• [INSTRUCTIONS FOR THE TASK]: Seek out every line containing the word "this", and copy each.

[Lines of data]
..............................

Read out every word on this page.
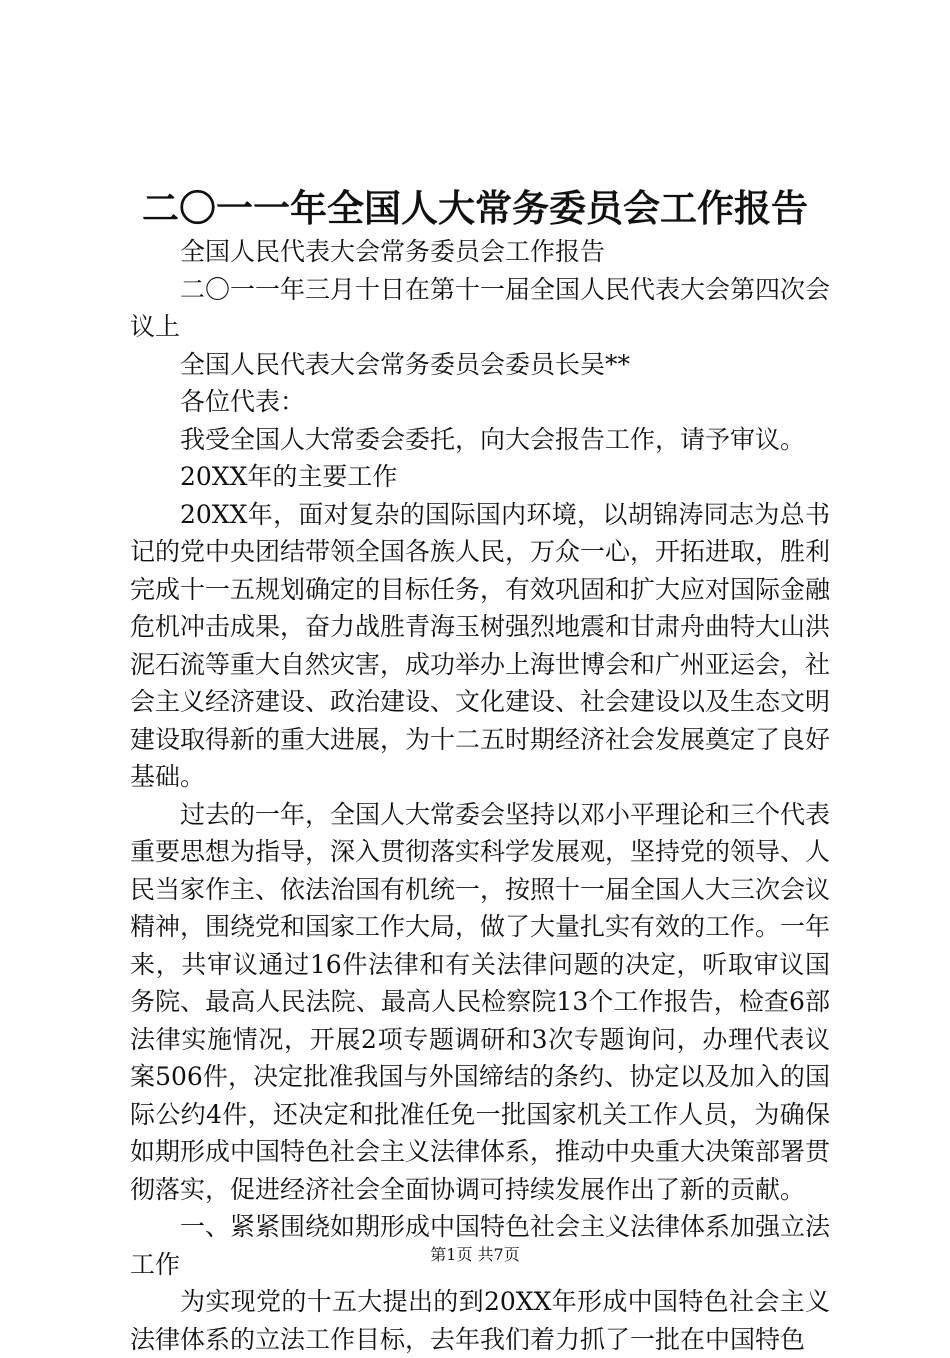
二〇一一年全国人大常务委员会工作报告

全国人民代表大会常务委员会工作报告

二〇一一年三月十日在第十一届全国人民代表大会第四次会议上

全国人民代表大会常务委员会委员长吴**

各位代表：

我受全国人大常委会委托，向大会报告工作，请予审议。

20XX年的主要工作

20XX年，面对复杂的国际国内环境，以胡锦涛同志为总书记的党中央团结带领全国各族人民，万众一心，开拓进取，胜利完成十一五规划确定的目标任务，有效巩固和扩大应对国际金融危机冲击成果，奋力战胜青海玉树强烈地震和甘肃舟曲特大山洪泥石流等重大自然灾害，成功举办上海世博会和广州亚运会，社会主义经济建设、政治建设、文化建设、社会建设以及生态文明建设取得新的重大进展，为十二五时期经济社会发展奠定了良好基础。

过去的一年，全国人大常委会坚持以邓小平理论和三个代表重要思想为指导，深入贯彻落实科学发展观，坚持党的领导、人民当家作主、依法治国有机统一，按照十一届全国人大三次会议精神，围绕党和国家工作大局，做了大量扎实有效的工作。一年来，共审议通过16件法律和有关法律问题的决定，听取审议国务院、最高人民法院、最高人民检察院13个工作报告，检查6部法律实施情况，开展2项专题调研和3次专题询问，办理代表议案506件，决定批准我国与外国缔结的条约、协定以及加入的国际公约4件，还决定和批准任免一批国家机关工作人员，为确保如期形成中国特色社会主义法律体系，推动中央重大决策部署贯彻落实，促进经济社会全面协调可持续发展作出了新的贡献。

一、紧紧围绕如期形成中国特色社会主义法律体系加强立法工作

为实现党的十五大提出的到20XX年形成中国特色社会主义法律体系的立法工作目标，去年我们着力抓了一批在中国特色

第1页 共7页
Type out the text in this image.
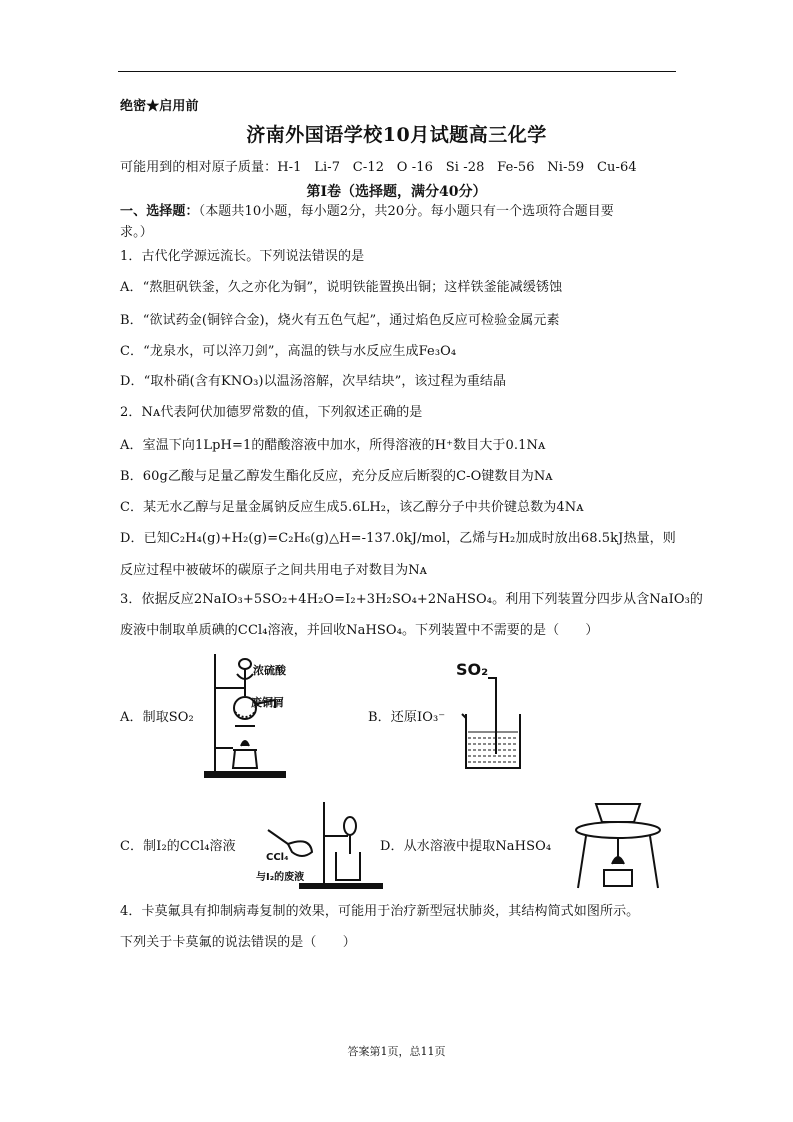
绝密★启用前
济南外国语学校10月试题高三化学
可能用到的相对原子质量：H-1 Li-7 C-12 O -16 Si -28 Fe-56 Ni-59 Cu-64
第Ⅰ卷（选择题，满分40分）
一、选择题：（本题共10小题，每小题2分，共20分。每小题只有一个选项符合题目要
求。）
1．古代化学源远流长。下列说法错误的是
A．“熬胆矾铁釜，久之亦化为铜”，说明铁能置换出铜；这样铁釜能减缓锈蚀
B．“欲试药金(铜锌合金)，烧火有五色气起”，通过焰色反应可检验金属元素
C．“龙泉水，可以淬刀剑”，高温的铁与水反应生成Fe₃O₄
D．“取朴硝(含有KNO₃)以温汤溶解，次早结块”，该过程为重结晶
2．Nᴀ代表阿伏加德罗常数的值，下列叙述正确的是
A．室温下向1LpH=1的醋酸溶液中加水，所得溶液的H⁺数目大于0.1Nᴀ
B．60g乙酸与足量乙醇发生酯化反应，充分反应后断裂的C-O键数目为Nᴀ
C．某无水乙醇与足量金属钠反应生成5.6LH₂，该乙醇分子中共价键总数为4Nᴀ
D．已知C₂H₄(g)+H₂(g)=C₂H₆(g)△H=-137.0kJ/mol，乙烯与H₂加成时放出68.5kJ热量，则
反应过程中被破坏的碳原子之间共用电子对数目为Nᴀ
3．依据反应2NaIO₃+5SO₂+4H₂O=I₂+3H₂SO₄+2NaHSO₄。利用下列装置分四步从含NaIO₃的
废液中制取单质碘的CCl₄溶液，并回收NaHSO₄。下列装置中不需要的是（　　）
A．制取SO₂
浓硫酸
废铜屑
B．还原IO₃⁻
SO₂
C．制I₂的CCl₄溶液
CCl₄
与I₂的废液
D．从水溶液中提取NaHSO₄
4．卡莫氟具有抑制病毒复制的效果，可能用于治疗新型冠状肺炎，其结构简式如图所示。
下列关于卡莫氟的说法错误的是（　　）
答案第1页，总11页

..............................

• [EXERCISE SOLUTION]:
Read out every word on this page.
Type out the text in this image.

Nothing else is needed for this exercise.